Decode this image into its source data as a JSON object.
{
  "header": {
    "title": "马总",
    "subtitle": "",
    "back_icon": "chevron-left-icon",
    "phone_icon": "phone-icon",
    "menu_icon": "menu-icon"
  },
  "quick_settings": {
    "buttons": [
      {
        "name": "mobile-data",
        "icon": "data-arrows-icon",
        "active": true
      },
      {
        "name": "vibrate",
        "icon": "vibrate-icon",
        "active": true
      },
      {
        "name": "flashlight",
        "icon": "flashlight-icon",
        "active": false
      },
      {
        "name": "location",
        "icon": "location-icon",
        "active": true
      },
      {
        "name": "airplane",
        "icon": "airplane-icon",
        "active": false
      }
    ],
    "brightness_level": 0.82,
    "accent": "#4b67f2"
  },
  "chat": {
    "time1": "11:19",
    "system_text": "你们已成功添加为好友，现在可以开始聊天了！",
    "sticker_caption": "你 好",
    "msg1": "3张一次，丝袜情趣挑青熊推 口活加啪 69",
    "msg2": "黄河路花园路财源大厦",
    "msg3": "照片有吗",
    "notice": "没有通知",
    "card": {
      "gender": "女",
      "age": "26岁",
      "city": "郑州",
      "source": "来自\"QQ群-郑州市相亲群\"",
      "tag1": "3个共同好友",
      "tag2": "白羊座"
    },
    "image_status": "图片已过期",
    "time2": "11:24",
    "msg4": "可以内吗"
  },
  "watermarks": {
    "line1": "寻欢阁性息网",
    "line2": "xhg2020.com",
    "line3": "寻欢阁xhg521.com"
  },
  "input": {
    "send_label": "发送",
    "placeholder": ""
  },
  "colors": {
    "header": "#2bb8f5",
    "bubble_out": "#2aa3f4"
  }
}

• • • • •

▶ [EXERCISE AIM]:
Would you reproduce the material above in full, exactly as given?

▶ [RESPONSE]:
Decode this image into its source data as a JSON object.
{
  "header": {
    "title": "马总",
    "subtitle": "",
    "back_icon": "chevron-left-icon",
    "phone_icon": "phone-icon",
    "menu_icon": "menu-icon"
  },
  "quick_settings": {
    "buttons": [
      {
        "name": "mobile-data",
        "icon": "data-arrows-icon",
        "active": true
      },
      {
        "name": "vibrate",
        "icon": "vibrate-icon",
        "active": true
      },
      {
        "name": "flashlight",
        "icon": "flashlight-icon",
        "active": false
      },
      {
        "name": "location",
        "icon": "location-icon",
        "active": true
      },
      {
        "name": "airplane",
        "icon": "airplane-icon",
        "active": false
      }
    ],
    "brightness_level": 0.82,
    "accent": "#4b67f2"
  },
  "chat": {
    "time1": "11:19",
    "system_text": "你们已成功添加为好友，现在可以开始聊天了！",
    "sticker_caption": "你 好",
    "msg1": "3张一次，丝袜情趣挑青熊推 口活加啪 69",
    "msg2": "黄河路花园路财源大厦",
    "msg3": "照片有吗",
    "notice": "没有通知",
    "card": {
      "gender": "女",
      "age": "26岁",
      "city": "郑州",
      "source": "来自\"QQ群-郑州市相亲群\"",
      "tag1": "3个共同好友",
      "tag2": "白羊座"
    },
    "image_status": "图片已过期",
    "time2": "11:24",
    "msg4": "可以内吗"
  },
  "watermarks": {
    "line1": "寻欢阁性息网",
    "line2": "xhg2020.com",
    "line3": "寻欢阁xhg521.com"
  },
  "input": {
    "send_label": "发送",
    "placeholder": ""
  },
  "colors": {
    "header": "#2bb8f5",
    "bubble_out": "#2aa3f4"
  }
}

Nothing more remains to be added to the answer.